Literatur

Literaturtipps der Woche

Elan Mastai • Edith Eva Eger • Jason Hickel

Elan Mastai • Die beste meiner Welten

Goldmann • 24. April

MastaiIst und bleibt es nicht ein Traum, den wir alle hegen, mehr oder weniger heimlich: zurücksehen, zurückgehen, zurückdrehen – und den Dingen noch mal einen neuen Drift geben. Der Kanadier Elan Mastai ermächtigt den Protagonisten seines, im Original Anfang 2017 veröffentlichten Debütromans aus dieser Fantasie heraus zur Tat und konfrontiert ihn in der neuen Realität mit den Konsequenzen für das Weltgeschick im Großen, Maximen und Moral im Kleinen. Die sind besonders enorm, wenn man, wie Tom Barren, bei der Zeitreise ein paar Dinge fundamental durcheinander bringt und die glorreiche, sorgenfreie Zukunft der Menschheit verschwindet für die von Katastrophen und Kriegen gezeichnete Welt, wie wir sie heute kennen.

→ **Aufgabenstellung**:
Schreiben Sie den Textauszug zu den Literaturtipps der Woche vollständig und wortgetreu nieder. Die Datensätze sind hierfür ohne Belang.

→ **Daten zum Dokumentverständnis**:
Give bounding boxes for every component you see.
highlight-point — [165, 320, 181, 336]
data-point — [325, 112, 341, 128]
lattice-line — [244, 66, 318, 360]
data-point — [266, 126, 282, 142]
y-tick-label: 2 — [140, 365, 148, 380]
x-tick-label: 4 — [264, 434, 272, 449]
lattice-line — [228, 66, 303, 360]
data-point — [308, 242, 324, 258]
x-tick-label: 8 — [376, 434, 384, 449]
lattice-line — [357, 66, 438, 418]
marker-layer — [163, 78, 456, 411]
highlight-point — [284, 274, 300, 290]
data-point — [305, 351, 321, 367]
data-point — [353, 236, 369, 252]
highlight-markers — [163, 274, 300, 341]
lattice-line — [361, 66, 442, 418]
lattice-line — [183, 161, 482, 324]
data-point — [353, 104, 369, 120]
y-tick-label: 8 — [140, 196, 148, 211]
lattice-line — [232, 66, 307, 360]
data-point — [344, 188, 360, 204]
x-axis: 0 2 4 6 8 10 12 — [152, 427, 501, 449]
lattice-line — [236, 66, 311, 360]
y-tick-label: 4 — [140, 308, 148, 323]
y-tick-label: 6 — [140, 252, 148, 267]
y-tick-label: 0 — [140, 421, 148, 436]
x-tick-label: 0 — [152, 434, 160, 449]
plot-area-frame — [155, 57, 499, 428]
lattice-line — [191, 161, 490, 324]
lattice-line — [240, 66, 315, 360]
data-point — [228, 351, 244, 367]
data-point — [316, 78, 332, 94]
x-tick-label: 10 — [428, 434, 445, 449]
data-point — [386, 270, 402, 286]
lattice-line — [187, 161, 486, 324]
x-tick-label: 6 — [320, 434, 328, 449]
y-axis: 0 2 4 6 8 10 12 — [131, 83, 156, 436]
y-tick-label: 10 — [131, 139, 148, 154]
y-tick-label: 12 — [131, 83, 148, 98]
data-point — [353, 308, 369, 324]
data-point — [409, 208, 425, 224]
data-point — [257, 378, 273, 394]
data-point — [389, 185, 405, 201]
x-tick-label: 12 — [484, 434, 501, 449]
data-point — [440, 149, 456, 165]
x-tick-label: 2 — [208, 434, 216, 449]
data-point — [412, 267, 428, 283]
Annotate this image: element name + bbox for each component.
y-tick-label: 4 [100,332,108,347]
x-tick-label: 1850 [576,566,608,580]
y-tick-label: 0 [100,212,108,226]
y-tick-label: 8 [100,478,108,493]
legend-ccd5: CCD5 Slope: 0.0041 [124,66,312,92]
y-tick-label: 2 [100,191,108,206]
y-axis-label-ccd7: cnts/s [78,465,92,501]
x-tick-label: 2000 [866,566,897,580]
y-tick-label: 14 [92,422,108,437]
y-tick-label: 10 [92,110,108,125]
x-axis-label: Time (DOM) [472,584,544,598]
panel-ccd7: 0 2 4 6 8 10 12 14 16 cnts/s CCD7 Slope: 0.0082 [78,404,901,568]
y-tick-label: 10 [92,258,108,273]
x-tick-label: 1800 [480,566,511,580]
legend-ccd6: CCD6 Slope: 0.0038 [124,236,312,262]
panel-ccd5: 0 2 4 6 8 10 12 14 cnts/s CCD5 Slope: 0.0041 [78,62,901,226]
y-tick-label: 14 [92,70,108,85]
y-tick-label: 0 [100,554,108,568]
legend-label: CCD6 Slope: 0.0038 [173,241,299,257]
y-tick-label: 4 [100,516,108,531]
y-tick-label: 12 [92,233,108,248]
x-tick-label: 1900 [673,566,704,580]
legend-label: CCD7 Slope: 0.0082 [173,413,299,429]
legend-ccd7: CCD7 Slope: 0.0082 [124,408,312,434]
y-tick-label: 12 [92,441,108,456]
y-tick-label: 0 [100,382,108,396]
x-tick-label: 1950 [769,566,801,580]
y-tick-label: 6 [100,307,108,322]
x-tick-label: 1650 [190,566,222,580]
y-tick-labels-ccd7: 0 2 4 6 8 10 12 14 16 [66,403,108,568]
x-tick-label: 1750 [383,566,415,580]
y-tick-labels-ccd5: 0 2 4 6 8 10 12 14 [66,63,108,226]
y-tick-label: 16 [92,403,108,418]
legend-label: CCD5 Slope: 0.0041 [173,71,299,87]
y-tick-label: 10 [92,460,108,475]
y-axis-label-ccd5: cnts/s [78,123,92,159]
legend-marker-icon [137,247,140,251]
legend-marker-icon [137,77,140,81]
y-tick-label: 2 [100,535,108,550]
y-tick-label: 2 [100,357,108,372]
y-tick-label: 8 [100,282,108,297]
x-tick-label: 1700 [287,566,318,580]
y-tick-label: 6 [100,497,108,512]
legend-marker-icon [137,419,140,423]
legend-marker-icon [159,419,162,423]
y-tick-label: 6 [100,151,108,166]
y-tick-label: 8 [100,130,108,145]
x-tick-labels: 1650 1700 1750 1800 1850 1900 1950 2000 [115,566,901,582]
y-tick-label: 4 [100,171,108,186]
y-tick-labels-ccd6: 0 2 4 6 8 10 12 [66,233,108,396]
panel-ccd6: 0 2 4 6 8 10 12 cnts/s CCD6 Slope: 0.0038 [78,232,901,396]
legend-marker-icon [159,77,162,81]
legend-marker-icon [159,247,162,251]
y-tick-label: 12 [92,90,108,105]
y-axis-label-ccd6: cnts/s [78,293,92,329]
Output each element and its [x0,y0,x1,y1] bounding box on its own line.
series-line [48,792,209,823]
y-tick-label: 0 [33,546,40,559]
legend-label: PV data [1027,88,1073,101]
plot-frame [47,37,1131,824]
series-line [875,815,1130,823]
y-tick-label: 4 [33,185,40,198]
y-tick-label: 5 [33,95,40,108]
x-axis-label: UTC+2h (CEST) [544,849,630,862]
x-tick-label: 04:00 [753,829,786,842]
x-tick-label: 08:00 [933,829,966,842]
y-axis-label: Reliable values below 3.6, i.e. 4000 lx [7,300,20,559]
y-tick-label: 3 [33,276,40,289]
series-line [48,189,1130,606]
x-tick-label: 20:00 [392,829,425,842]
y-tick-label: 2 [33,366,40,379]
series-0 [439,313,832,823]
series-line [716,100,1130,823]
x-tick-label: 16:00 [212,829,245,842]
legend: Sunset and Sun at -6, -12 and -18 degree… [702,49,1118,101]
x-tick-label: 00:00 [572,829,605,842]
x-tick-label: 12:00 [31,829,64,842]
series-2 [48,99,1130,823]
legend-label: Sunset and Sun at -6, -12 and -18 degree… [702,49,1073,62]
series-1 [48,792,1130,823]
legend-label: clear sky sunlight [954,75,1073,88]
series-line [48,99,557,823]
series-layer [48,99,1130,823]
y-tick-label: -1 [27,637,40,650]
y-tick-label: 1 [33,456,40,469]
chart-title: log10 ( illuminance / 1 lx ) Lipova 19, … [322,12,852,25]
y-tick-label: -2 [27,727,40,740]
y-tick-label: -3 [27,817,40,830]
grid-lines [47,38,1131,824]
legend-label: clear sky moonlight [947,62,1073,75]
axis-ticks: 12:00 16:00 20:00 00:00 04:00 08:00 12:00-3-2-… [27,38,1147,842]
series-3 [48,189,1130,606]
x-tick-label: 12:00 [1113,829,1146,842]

→ **Ergebnis**:
Literatur

Literaturtipps der Woche

Elan Mastai • Edith Eva Eger • Jason Hickel

Elan Mastai • Die beste meiner Welten

Goldmann • 24. April

MastaiIst und bleibt es nicht ein Traum, den wir alle hegen, mehr oder weniger heimlich: zurücksehen, zurückgehen, zurückdrehen – und den Dingen noch mal einen neuen Drift geben. Der Kanadier Elan Mastai ermächtigt den Protagonisten seines, im Original Anfang 2017 veröffentlichten Debütromans aus dieser Fantasie heraus zur Tat und konfrontiert ihn in der neuen Realität mit den Konsequenzen für das Weltgeschick im Großen, Maximen und Moral im Kleinen. Die sind besonders enorm, wenn man, wie Tom Barren, bei der Zeitreise ein paar Dinge fundamental durcheinander bringt und die glorreiche, sorgenfreie Zukunft der Menschheit verschwindet für die von Katastrophen und Kriegen gezeichnete Welt, wie wir sie heute kennen.